What you are asked to do -
Scan the records for the string "news"; copy each line where it occurs.

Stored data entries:
* * * * * * *
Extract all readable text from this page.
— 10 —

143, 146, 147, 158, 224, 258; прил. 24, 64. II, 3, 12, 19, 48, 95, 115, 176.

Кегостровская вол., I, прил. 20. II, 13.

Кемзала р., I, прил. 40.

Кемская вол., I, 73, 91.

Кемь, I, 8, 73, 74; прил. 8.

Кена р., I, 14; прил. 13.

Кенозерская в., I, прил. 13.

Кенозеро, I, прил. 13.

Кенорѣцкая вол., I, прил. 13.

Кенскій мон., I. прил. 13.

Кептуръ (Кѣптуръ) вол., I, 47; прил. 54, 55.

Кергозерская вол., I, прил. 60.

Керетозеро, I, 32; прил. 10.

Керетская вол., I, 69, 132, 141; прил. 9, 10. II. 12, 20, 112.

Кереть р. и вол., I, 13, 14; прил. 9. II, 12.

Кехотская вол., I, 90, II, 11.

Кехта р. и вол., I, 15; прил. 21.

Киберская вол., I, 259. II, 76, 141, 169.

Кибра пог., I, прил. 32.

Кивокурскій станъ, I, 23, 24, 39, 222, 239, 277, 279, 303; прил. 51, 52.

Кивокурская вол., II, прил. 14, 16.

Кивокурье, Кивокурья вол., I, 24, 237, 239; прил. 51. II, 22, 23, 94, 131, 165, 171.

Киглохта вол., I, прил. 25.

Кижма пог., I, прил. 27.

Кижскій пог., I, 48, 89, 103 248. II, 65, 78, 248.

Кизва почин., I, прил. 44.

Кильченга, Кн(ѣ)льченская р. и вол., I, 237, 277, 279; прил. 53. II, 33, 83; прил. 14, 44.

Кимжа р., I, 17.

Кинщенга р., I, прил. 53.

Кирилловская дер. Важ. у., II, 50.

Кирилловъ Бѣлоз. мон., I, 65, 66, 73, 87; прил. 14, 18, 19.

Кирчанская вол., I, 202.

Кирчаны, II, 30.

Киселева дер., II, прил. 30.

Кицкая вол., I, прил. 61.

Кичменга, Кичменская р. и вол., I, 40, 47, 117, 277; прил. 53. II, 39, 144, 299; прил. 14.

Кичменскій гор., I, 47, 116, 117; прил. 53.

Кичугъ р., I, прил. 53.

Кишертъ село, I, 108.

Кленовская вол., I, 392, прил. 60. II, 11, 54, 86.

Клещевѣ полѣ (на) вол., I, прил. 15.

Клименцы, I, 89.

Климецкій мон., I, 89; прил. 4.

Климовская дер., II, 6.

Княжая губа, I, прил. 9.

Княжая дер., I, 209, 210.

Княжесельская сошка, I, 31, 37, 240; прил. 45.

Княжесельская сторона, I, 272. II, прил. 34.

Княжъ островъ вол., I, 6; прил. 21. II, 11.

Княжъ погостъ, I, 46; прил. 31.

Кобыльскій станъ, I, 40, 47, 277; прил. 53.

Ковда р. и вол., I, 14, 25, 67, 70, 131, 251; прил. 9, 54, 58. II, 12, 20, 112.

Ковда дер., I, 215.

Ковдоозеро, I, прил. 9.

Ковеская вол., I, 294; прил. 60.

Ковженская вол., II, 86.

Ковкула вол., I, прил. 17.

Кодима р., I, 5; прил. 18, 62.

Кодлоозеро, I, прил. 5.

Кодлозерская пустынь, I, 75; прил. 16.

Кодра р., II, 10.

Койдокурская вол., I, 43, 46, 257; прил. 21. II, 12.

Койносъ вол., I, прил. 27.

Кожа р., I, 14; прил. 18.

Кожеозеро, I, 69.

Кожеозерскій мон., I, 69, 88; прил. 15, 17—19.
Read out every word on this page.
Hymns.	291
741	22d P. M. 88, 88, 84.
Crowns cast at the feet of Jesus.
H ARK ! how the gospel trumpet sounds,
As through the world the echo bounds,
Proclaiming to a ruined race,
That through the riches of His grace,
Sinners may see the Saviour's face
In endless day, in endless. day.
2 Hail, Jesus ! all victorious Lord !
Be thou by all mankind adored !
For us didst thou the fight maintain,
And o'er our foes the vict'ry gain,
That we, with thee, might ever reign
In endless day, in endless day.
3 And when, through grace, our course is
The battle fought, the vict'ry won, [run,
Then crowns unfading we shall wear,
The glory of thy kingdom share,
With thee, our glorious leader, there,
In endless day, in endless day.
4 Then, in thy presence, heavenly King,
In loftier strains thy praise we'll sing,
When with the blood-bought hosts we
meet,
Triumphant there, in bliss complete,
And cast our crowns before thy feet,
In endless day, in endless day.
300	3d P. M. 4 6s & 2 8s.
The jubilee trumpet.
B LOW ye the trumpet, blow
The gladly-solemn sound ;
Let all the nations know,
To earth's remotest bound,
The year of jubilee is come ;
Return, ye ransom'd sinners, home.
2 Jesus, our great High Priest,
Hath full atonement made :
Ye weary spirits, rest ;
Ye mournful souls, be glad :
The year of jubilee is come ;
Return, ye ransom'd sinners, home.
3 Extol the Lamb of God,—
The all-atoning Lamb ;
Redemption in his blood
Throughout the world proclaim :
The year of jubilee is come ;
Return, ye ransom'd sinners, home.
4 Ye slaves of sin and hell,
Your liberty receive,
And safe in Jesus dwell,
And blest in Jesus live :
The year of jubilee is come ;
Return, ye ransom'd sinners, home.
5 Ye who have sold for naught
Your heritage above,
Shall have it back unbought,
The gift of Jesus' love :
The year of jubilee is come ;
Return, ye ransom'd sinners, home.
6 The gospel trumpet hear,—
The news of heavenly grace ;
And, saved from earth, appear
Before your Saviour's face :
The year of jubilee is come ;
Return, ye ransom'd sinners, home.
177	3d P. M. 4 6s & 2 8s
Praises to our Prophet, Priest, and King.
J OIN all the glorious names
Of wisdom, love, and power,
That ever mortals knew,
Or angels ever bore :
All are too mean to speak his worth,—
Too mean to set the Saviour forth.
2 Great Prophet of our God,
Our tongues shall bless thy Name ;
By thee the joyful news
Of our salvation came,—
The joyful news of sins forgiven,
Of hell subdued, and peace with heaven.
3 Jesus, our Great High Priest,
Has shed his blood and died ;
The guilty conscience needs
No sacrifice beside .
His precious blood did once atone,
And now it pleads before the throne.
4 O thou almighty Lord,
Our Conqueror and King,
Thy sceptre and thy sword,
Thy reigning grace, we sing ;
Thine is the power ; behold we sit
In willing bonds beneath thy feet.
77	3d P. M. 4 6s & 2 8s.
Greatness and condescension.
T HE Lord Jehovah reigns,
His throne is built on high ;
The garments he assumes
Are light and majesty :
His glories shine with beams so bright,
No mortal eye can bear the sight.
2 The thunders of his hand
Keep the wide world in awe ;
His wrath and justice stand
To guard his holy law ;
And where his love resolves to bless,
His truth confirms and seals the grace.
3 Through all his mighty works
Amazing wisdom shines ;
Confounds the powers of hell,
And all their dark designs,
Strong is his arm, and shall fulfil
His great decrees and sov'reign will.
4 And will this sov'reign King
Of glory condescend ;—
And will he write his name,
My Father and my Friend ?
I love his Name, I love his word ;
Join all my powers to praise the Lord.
* * * * * * *
Result below -
The news of heavenly grace ;
By thee the joyful news
The joyful news of sins forgiven,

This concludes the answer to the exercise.